Directions: Report every line of the records that contains the word "boxplot".

START Provided records

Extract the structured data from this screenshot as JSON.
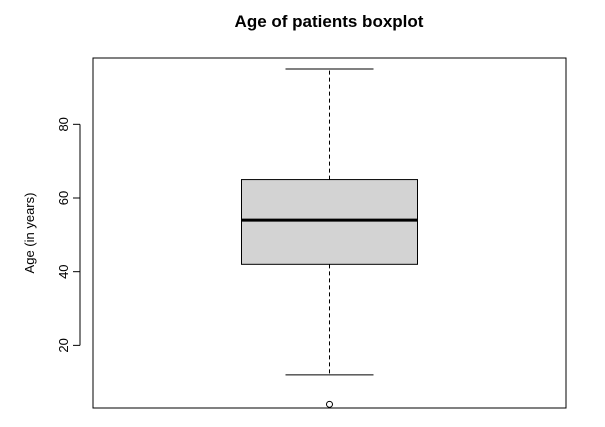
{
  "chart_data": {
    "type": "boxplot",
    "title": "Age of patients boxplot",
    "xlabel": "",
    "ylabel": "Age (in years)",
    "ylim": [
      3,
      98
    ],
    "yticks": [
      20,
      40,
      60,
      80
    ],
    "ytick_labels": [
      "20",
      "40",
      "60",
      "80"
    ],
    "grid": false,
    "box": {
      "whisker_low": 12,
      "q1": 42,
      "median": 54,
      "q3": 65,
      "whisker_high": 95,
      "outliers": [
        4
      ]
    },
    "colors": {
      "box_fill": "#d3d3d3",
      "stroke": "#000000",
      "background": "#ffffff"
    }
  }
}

END Provided records

Your solution:
    "type": "boxplot",
    "title": "Age of patients boxplot",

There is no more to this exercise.